## [The data]
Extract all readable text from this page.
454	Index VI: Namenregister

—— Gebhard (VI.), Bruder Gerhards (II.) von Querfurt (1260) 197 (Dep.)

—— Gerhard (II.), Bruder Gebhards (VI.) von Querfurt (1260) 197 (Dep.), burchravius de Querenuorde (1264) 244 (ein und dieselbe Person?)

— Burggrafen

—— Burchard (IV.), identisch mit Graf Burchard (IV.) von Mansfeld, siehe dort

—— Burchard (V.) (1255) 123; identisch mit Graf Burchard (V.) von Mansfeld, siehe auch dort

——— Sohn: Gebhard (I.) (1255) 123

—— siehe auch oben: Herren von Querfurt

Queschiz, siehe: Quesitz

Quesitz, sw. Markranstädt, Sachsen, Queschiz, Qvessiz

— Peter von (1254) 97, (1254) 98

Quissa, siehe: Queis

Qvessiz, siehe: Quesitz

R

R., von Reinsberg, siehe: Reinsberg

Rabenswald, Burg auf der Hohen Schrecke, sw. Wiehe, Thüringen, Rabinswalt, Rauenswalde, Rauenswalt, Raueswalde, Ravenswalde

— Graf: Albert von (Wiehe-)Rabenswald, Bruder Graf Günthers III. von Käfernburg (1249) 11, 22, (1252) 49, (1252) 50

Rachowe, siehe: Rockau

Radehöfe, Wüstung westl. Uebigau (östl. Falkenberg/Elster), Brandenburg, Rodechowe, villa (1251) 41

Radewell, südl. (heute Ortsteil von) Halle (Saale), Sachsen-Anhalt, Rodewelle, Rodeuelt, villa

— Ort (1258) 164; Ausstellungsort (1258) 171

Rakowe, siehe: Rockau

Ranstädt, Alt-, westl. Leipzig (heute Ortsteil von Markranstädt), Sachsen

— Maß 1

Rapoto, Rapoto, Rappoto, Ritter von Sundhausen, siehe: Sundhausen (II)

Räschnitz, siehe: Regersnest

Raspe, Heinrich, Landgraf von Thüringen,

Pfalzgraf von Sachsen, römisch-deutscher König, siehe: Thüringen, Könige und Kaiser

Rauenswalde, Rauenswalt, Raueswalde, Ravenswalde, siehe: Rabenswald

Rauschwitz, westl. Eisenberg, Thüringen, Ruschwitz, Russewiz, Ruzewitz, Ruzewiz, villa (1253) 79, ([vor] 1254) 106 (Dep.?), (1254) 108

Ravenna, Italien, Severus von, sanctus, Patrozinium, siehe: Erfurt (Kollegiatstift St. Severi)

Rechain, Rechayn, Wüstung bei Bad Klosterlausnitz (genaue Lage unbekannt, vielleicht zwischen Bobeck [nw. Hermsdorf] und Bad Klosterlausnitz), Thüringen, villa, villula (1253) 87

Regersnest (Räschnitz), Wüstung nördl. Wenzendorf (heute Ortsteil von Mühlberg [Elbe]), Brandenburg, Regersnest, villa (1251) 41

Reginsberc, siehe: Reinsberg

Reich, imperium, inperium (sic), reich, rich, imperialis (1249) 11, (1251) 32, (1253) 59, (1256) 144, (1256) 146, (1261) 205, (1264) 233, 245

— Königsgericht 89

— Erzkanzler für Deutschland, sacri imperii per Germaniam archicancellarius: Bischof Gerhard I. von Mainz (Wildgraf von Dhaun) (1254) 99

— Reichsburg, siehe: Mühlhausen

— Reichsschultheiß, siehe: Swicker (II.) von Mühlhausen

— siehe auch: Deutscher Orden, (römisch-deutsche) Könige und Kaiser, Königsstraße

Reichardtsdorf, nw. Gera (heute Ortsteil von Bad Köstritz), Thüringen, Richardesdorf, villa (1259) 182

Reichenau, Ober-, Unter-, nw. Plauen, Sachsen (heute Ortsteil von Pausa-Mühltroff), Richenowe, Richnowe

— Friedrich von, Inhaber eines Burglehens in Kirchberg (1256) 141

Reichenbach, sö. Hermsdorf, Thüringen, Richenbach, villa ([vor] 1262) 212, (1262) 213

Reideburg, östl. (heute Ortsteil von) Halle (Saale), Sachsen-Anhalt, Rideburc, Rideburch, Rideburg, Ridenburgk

## [Problem requirements]
Using the material above, report each line where "Brandenburg" occurs.

## [Problem solution]
Radehöfe, Wüstung westl. Uebigau (östl. Falkenberg/Elster), Brandenburg, Rodechowe, villa (1251) 41
Regersnest (Räschnitz), Wüstung nördl. Wenzendorf (heute Ortsteil von Mühlberg [Elbe]), Brandenburg, Regersnest, villa (1251) 41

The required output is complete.